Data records
--- Begin ---

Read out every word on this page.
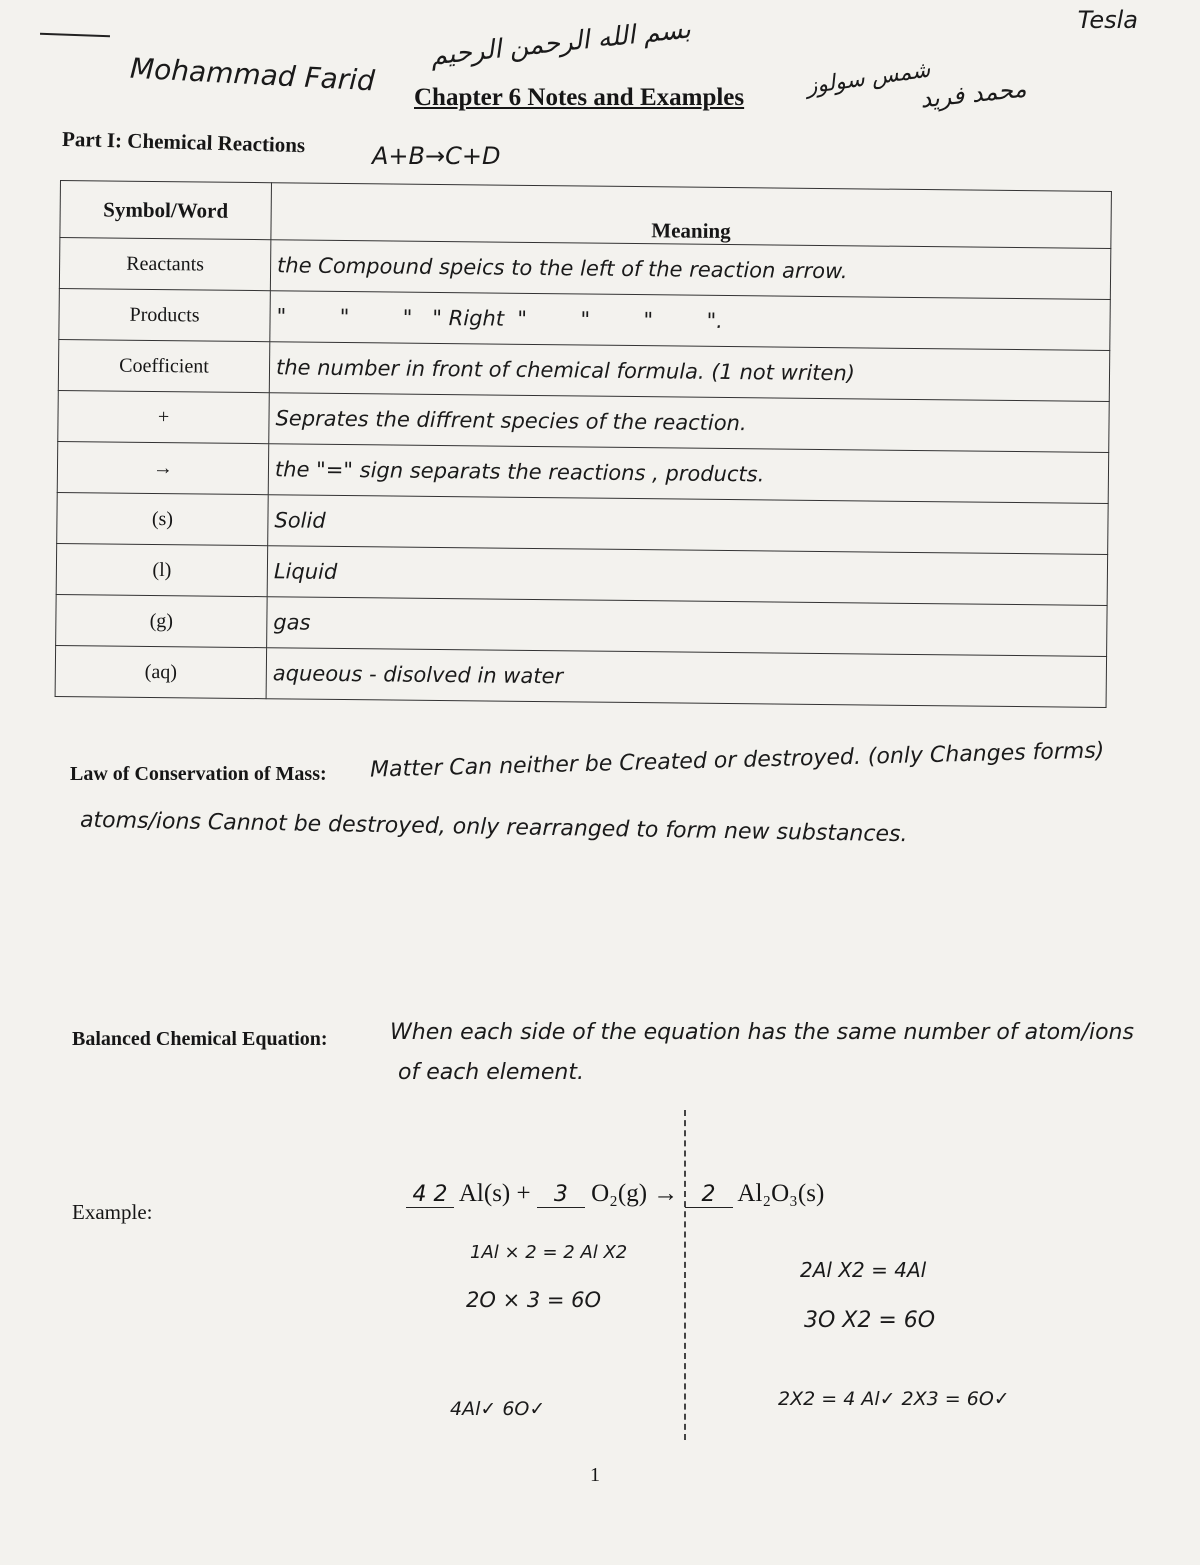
Mohammad Farid
بسم الله الرحمن الرحيم
Chapter 6 Notes and Examples
Tesla
شمس سولوز
محمد فريد
Part I: Chemical Reactions	A+B→C+D
Symbol/Word	Meaning
Reactants	the Compound speics to the left of the reaction arrow.
Products	"        "        "   " Right  "        "        "        ".
Coefficient	the number in front of chemical formula. (1 not writen)
+	Seprates the diffrent species of the reaction.
→	the "=" sign separats the reactions , products.
(s)	Solid
(l)	Liquid
(g)	gas
(aq)	aqueous - disolved in water
Law of Conservation of Mass: Matter Can neither be Created or destroyed. (only Changes forms)
atoms/ions Cannot be destroyed, only rearranged to form new substances.
Balanced Chemical Equation:	When each side of the equation has the same number of atom/ions
of each element.
Example:
4 2 Al(s) + 3 O₂(g) → 2 Al₂O₃(s)
1Al × 2 = 2 Al X2
2O × 3 = 6O
2Al X2 = 4Al
3O X2 = 6O
4Al✓ 6O✓	2X2 = 4 Al✓ 2X3 = 6O✓
1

--- End ---

WHAT THE TASK REQUIRES: Lines holding the word "number" in the entries above are the ones to pull out. Copy them all.

FINISHED ANSWER:
Coefficient	the number in front of chemical formula. (1 not writen)
Balanced Chemical Equation:	When each side of the equation has the same number of atom/ions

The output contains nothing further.